[Set task]
From the entries below, list each line with "mixing".

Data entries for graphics
--

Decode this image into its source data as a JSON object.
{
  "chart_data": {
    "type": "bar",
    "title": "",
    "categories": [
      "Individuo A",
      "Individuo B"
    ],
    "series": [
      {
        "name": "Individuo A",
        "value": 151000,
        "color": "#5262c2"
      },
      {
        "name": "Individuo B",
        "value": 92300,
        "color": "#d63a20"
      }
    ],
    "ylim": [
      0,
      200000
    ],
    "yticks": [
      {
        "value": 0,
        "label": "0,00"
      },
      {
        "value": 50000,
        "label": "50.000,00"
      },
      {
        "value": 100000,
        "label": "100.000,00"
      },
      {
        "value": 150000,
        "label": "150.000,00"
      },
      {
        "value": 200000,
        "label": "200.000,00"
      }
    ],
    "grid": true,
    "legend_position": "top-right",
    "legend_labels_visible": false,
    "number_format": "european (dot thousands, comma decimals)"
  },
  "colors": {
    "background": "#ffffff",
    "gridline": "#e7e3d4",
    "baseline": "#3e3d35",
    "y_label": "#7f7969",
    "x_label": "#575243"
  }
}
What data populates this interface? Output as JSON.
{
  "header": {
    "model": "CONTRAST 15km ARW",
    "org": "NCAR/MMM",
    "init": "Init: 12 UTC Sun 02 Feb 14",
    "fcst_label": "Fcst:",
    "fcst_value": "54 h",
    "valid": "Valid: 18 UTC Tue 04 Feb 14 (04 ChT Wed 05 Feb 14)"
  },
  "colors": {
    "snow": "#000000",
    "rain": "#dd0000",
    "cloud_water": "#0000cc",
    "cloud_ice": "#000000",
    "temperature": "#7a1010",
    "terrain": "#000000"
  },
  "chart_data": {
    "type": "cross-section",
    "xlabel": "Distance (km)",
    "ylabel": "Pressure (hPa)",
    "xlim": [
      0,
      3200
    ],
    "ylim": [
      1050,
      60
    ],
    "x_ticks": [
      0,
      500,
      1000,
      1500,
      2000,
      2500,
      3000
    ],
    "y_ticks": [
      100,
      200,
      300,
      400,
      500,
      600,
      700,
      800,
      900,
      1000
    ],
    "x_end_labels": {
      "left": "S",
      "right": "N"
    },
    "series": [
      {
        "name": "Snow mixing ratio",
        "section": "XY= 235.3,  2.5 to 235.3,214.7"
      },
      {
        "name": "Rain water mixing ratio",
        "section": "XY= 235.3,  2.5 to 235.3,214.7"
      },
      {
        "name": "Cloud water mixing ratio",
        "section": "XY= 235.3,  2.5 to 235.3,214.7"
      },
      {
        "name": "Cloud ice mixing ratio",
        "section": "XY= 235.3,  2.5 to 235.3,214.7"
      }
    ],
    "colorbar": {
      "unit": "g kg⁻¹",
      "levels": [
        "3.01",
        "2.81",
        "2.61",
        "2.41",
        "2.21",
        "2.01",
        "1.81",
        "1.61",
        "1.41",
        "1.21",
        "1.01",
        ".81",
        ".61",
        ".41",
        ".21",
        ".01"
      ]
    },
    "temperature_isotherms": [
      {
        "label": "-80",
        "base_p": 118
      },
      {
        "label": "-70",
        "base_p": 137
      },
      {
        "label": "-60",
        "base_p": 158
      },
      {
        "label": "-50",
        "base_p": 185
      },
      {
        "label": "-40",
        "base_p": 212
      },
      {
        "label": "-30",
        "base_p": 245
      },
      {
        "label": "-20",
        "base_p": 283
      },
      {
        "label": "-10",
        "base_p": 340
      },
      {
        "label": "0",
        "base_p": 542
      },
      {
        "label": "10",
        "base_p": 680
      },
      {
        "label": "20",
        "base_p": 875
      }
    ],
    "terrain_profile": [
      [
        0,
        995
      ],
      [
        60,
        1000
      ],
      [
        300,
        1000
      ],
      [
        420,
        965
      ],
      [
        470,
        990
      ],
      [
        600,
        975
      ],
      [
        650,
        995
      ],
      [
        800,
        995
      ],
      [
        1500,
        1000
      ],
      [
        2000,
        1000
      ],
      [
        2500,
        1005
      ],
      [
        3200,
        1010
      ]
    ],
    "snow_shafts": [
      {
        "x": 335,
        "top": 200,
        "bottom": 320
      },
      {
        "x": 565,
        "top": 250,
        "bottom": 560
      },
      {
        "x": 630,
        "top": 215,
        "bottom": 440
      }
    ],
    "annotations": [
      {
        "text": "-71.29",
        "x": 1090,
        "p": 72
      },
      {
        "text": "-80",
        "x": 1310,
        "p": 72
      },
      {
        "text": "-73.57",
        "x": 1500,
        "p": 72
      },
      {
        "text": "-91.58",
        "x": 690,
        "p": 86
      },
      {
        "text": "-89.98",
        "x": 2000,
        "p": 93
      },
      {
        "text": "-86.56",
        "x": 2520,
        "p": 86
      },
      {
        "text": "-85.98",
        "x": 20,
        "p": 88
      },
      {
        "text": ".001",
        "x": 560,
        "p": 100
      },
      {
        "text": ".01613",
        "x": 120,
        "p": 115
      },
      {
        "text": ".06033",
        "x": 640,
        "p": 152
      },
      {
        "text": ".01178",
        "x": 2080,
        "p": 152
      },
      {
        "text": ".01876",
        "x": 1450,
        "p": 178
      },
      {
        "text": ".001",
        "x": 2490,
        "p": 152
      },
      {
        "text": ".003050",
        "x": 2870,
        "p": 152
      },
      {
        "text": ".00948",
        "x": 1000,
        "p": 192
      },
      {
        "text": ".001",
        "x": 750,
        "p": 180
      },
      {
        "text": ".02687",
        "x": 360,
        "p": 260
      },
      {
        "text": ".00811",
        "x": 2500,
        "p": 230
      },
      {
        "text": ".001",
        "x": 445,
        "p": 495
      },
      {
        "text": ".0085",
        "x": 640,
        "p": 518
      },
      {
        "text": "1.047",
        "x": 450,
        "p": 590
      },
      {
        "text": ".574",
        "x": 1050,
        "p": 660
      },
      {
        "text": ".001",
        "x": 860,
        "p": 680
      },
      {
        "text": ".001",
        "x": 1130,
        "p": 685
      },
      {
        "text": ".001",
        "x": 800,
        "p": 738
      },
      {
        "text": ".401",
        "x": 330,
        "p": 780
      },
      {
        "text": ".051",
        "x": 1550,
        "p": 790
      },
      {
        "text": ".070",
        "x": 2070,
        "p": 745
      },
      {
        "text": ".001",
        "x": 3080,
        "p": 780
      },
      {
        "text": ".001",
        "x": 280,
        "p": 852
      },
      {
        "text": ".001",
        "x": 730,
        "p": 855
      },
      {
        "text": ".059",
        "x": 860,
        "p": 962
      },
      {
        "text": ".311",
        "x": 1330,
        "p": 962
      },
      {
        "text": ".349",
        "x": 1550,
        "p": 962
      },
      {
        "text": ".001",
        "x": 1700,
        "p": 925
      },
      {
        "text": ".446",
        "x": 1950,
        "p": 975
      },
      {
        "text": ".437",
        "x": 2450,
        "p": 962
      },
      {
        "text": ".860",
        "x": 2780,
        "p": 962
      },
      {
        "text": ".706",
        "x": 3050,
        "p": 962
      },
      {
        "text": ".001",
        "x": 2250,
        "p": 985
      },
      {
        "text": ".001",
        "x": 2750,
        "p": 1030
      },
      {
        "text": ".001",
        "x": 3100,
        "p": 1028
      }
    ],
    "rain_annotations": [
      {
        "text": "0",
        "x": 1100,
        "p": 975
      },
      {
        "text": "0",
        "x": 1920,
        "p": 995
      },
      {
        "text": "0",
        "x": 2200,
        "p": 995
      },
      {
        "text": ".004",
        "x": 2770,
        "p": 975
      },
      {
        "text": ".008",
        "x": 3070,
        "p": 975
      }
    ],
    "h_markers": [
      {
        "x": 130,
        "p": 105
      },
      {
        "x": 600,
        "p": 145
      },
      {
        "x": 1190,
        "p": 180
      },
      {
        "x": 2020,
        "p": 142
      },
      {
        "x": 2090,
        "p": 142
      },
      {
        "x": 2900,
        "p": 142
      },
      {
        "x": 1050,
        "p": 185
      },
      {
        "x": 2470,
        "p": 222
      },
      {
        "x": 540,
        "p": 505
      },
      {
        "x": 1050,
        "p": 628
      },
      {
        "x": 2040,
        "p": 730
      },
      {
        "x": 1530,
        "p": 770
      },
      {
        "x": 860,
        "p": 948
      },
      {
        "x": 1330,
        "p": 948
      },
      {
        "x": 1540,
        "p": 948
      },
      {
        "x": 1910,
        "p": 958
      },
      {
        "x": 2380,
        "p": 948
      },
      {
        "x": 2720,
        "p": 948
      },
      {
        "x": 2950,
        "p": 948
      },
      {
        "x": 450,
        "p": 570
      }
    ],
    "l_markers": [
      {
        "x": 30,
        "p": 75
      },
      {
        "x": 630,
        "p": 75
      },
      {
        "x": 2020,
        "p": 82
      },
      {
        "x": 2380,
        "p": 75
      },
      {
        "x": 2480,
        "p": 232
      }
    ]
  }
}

--

[Result]
        "name": "Snow mixing ratio",
        "name": "Rain water mixing ratio",
        "name": "Cloud water mixing ratio",
        "name": "Cloud ice mixing ratio",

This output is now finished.